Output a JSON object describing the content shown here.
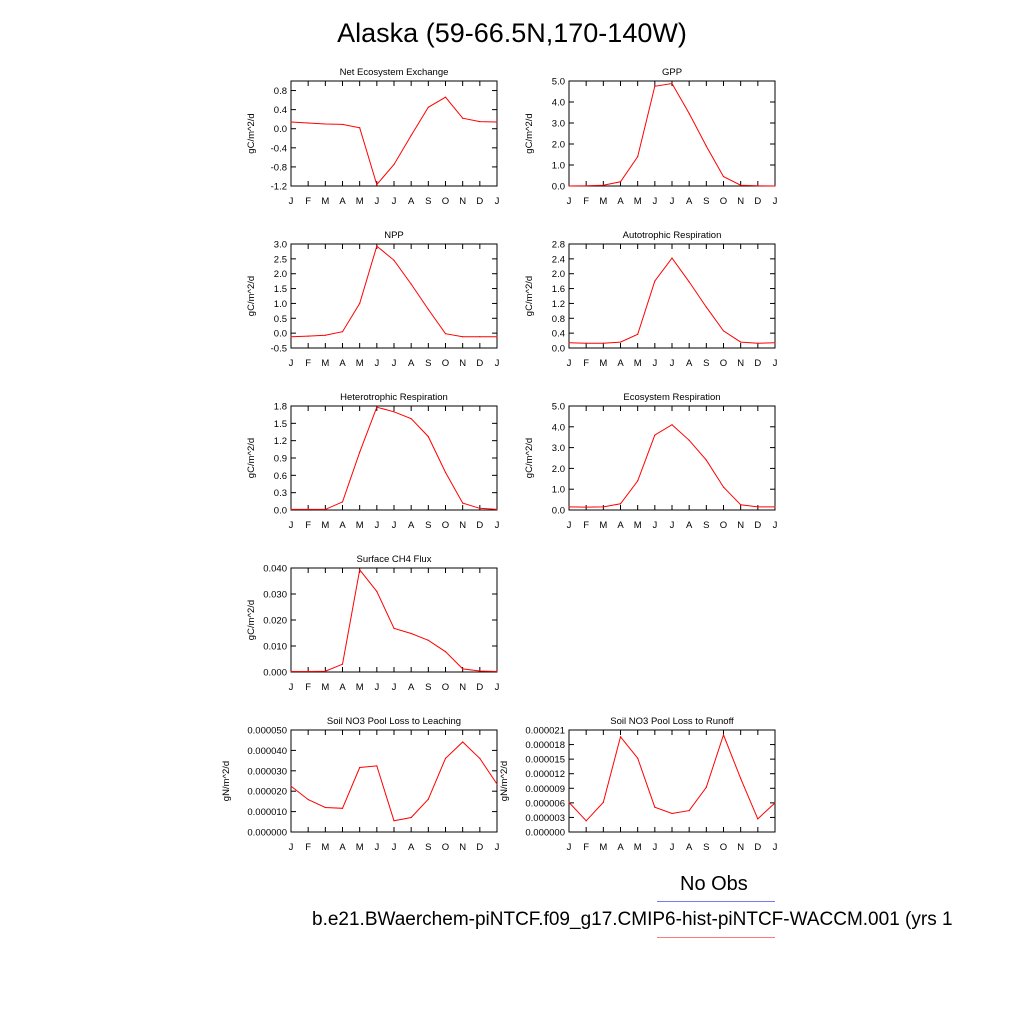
{
  "title": "Alaska (59-66.5N,170-140W)",
  "legend": {
    "obs_label": "No Obs",
    "obs_color": "#7777ff",
    "case_label": "b.e21.BWaerchem-piNTCF.f09_g17.CMIP6-hist-piNTCF-WACCM.001 (yrs 1",
    "case_color": "#ff7777"
  },
  "line_color": "#ff0000",
  "month_labels": [
    "J",
    "F",
    "M",
    "A",
    "M",
    "J",
    "J",
    "A",
    "S",
    "O",
    "N",
    "D",
    "J"
  ],
  "chart_data": [
    {
      "type": "line",
      "title": "Net Ecosystem Exchange",
      "ylabel": "gC/m^2/d",
      "ylim": [
        -1.2,
        1.0
      ],
      "yticks": [
        -1.2,
        -0.8,
        -0.4,
        0,
        0.4,
        0.8
      ],
      "ytick_labels": [
        "-1.2",
        "-0.8",
        "-0.4",
        "0.0",
        "0.4",
        "0.8"
      ],
      "values": [
        0.14,
        0.12,
        0.1,
        0.09,
        0.02,
        -1.17,
        -0.75,
        -0.14,
        0.45,
        0.66,
        0.22,
        0.15,
        0.14
      ]
    },
    {
      "type": "line",
      "title": "GPP",
      "ylabel": "gC/m^2/d",
      "ylim": [
        0,
        5.0
      ],
      "yticks": [
        0,
        1,
        2,
        3,
        4,
        5
      ],
      "ytick_labels": [
        "0.0",
        "1.0",
        "2.0",
        "3.0",
        "4.0",
        "5.0"
      ],
      "values": [
        0.0,
        0.01,
        0.04,
        0.2,
        1.4,
        4.75,
        4.88,
        3.45,
        1.9,
        0.45,
        0.04,
        0.01,
        0.0
      ]
    },
    {
      "type": "line",
      "title": "NPP",
      "ylabel": "gC/m^2/d",
      "ylim": [
        -0.5,
        3.0
      ],
      "yticks": [
        -0.5,
        0,
        0.5,
        1.0,
        1.5,
        2.0,
        2.5,
        3.0
      ],
      "ytick_labels": [
        "-0.5",
        "0.0",
        "0.5",
        "1.0",
        "1.5",
        "2.0",
        "2.5",
        "3.0"
      ],
      "values": [
        -0.12,
        -0.1,
        -0.07,
        0.05,
        1.0,
        2.93,
        2.45,
        1.65,
        0.8,
        -0.02,
        -0.12,
        -0.12,
        -0.12
      ]
    },
    {
      "type": "line",
      "title": "Autotrophic Respiration",
      "ylabel": "gC/m^2/d",
      "ylim": [
        0,
        2.8
      ],
      "yticks": [
        0,
        0.4,
        0.8,
        1.2,
        1.6,
        2.0,
        2.4,
        2.8
      ],
      "ytick_labels": [
        "0.0",
        "0.4",
        "0.8",
        "1.2",
        "1.6",
        "2.0",
        "2.4",
        "2.8"
      ],
      "values": [
        0.14,
        0.13,
        0.13,
        0.16,
        0.37,
        1.8,
        2.42,
        1.78,
        1.1,
        0.46,
        0.16,
        0.13,
        0.14
      ]
    },
    {
      "type": "line",
      "title": "Heterotrophic Respiration",
      "ylabel": "gC/m^2/d",
      "ylim": [
        0,
        1.8
      ],
      "yticks": [
        0,
        0.3,
        0.6,
        0.9,
        1.2,
        1.5,
        1.8
      ],
      "ytick_labels": [
        "0.0",
        "0.3",
        "0.6",
        "0.9",
        "1.2",
        "1.5",
        "1.8"
      ],
      "values": [
        0.01,
        0.01,
        0.01,
        0.14,
        1.0,
        1.78,
        1.7,
        1.58,
        1.27,
        0.65,
        0.12,
        0.03,
        0.01
      ]
    },
    {
      "type": "line",
      "title": "Ecosystem Respiration",
      "ylabel": "gC/m^2/d",
      "ylim": [
        0,
        5.0
      ],
      "yticks": [
        0,
        1,
        2,
        3,
        4,
        5
      ],
      "ytick_labels": [
        "0.0",
        "1.0",
        "2.0",
        "3.0",
        "4.0",
        "5.0"
      ],
      "values": [
        0.15,
        0.14,
        0.15,
        0.3,
        1.4,
        3.6,
        4.1,
        3.35,
        2.4,
        1.1,
        0.25,
        0.15,
        0.15
      ]
    },
    {
      "type": "line",
      "title": "Surface CH4 Flux",
      "ylabel": "gC/m^2/d",
      "ylim": [
        0,
        0.04
      ],
      "yticks": [
        0,
        0.01,
        0.02,
        0.03,
        0.04
      ],
      "ytick_labels": [
        "0.000",
        "0.010",
        "0.020",
        "0.030",
        "0.040"
      ],
      "values": [
        0.0002,
        0.0002,
        0.0003,
        0.003,
        0.0393,
        0.031,
        0.0168,
        0.0148,
        0.0122,
        0.0078,
        0.0012,
        0.0004,
        0.0002
      ]
    },
    {
      "type": "line",
      "title": "Soil NO3 Pool Loss to Leaching",
      "ylabel": "gN/m^2/d",
      "ylim": [
        0,
        5e-05
      ],
      "yticks": [
        0,
        1e-05,
        2e-05,
        3e-05,
        4e-05,
        5e-05
      ],
      "ytick_labels": [
        "0.000000",
        "0.000010",
        "0.000020",
        "0.000030",
        "0.000040",
        "0.000050"
      ],
      "values": [
        2.25e-05,
        1.59e-05,
        1.2e-05,
        1.16e-05,
        3.16e-05,
        3.24e-05,
        5.5e-06,
        7.1e-06,
        1.61e-05,
        3.61e-05,
        4.41e-05,
        3.61e-05,
        2.35e-05
      ]
    },
    {
      "type": "line",
      "title": "Soil NO3 Pool Loss to Runoff",
      "ylabel": "gN/m^2/d",
      "ylim": [
        0,
        2.1e-05
      ],
      "yticks": [
        0,
        3e-06,
        6e-06,
        9e-06,
        1.2e-05,
        1.5e-05,
        1.8e-05,
        2.1e-05
      ],
      "ytick_labels": [
        "0.000000",
        "0.000003",
        "0.000006",
        "0.000009",
        "0.000012",
        "0.000015",
        "0.000018",
        "0.000021"
      ],
      "values": [
        6.1e-06,
        2.3e-06,
        6.1e-06,
        1.96e-05,
        1.52e-05,
        5.1e-06,
        3.8e-06,
        4.4e-06,
        9.2e-06,
        2e-05,
        1.1e-05,
        2.7e-06,
        6e-06
      ]
    }
  ]
}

######

• Work to complete: Print out the material word for word, omitting the pictures.

• Result:
Output a JSON object describing the content shown here.
{
  "title": "Alaska (59-66.5N,170-140W)",
  "legend": {
    "obs_label": "No Obs",
    "obs_color": "#7777ff",
    "case_label": "b.e21.BWaerchem-piNTCF.f09_g17.CMIP6-hist-piNTCF-WACCM.001 (yrs 1",
    "case_color": "#ff7777"
  },
  "line_color": "#ff0000",
  "month_labels": [
    "J",
    "F",
    "M",
    "A",
    "M",
    "J",
    "J",
    "A",
    "S",
    "O",
    "N",
    "D",
    "J"
  ],
  "chart_data": [
    {
      "type": "line",
      "title": "Net Ecosystem Exchange",
      "ylabel": "gC/m^2/d",
      "ylim": [
        -1.2,
        1.0
      ],
      "yticks": [
        -1.2,
        -0.8,
        -0.4,
        0,
        0.4,
        0.8
      ],
      "ytick_labels": [
        "-1.2",
        "-0.8",
        "-0.4",
        "0.0",
        "0.4",
        "0.8"
      ],
      "values": [
        0.14,
        0.12,
        0.1,
        0.09,
        0.02,
        -1.17,
        -0.75,
        -0.14,
        0.45,
        0.66,
        0.22,
        0.15,
        0.14
      ]
    },
    {
      "type": "line",
      "title": "GPP",
      "ylabel": "gC/m^2/d",
      "ylim": [
        0,
        5.0
      ],
      "yticks": [
        0,
        1,
        2,
        3,
        4,
        5
      ],
      "ytick_labels": [
        "0.0",
        "1.0",
        "2.0",
        "3.0",
        "4.0",
        "5.0"
      ],
      "values": [
        0.0,
        0.01,
        0.04,
        0.2,
        1.4,
        4.75,
        4.88,
        3.45,
        1.9,
        0.45,
        0.04,
        0.01,
        0.0
      ]
    },
    {
      "type": "line",
      "title": "NPP",
      "ylabel": "gC/m^2/d",
      "ylim": [
        -0.5,
        3.0
      ],
      "yticks": [
        -0.5,
        0,
        0.5,
        1.0,
        1.5,
        2.0,
        2.5,
        3.0
      ],
      "ytick_labels": [
        "-0.5",
        "0.0",
        "0.5",
        "1.0",
        "1.5",
        "2.0",
        "2.5",
        "3.0"
      ],
      "values": [
        -0.12,
        -0.1,
        -0.07,
        0.05,
        1.0,
        2.93,
        2.45,
        1.65,
        0.8,
        -0.02,
        -0.12,
        -0.12,
        -0.12
      ]
    },
    {
      "type": "line",
      "title": "Autotrophic Respiration",
      "ylabel": "gC/m^2/d",
      "ylim": [
        0,
        2.8
      ],
      "yticks": [
        0,
        0.4,
        0.8,
        1.2,
        1.6,
        2.0,
        2.4,
        2.8
      ],
      "ytick_labels": [
        "0.0",
        "0.4",
        "0.8",
        "1.2",
        "1.6",
        "2.0",
        "2.4",
        "2.8"
      ],
      "values": [
        0.14,
        0.13,
        0.13,
        0.16,
        0.37,
        1.8,
        2.42,
        1.78,
        1.1,
        0.46,
        0.16,
        0.13,
        0.14
      ]
    },
    {
      "type": "line",
      "title": "Heterotrophic Respiration",
      "ylabel": "gC/m^2/d",
      "ylim": [
        0,
        1.8
      ],
      "yticks": [
        0,
        0.3,
        0.6,
        0.9,
        1.2,
        1.5,
        1.8
      ],
      "ytick_labels": [
        "0.0",
        "0.3",
        "0.6",
        "0.9",
        "1.2",
        "1.5",
        "1.8"
      ],
      "values": [
        0.01,
        0.01,
        0.01,
        0.14,
        1.0,
        1.78,
        1.7,
        1.58,
        1.27,
        0.65,
        0.12,
        0.03,
        0.01
      ]
    },
    {
      "type": "line",
      "title": "Ecosystem Respiration",
      "ylabel": "gC/m^2/d",
      "ylim": [
        0,
        5.0
      ],
      "yticks": [
        0,
        1,
        2,
        3,
        4,
        5
      ],
      "ytick_labels": [
        "0.0",
        "1.0",
        "2.0",
        "3.0",
        "4.0",
        "5.0"
      ],
      "values": [
        0.15,
        0.14,
        0.15,
        0.3,
        1.4,
        3.6,
        4.1,
        3.35,
        2.4,
        1.1,
        0.25,
        0.15,
        0.15
      ]
    },
    {
      "type": "line",
      "title": "Surface CH4 Flux",
      "ylabel": "gC/m^2/d",
      "ylim": [
        0,
        0.04
      ],
      "yticks": [
        0,
        0.01,
        0.02,
        0.03,
        0.04
      ],
      "ytick_labels": [
        "0.000",
        "0.010",
        "0.020",
        "0.030",
        "0.040"
      ],
      "values": [
        0.0002,
        0.0002,
        0.0003,
        0.003,
        0.0393,
        0.031,
        0.0168,
        0.0148,
        0.0122,
        0.0078,
        0.0012,
        0.0004,
        0.0002
      ]
    },
    {
      "type": "line",
      "title": "Soil NO3 Pool Loss to Leaching",
      "ylabel": "gN/m^2/d",
      "ylim": [
        0,
        5e-05
      ],
      "yticks": [
        0,
        1e-05,
        2e-05,
        3e-05,
        4e-05,
        5e-05
      ],
      "ytick_labels": [
        "0.000000",
        "0.000010",
        "0.000020",
        "0.000030",
        "0.000040",
        "0.000050"
      ],
      "values": [
        2.25e-05,
        1.59e-05,
        1.2e-05,
        1.16e-05,
        3.16e-05,
        3.24e-05,
        5.5e-06,
        7.1e-06,
        1.61e-05,
        3.61e-05,
        4.41e-05,
        3.61e-05,
        2.35e-05
      ]
    },
    {
      "type": "line",
      "title": "Soil NO3 Pool Loss to Runoff",
      "ylabel": "gN/m^2/d",
      "ylim": [
        0,
        2.1e-05
      ],
      "yticks": [
        0,
        3e-06,
        6e-06,
        9e-06,
        1.2e-05,
        1.5e-05,
        1.8e-05,
        2.1e-05
      ],
      "ytick_labels": [
        "0.000000",
        "0.000003",
        "0.000006",
        "0.000009",
        "0.000012",
        "0.000015",
        "0.000018",
        "0.000021"
      ],
      "values": [
        6.1e-06,
        2.3e-06,
        6.1e-06,
        1.96e-05,
        1.52e-05,
        5.1e-06,
        3.8e-06,
        4.4e-06,
        9.2e-06,
        2e-05,
        1.1e-05,
        2.7e-06,
        6e-06
      ]
    }
  ]
}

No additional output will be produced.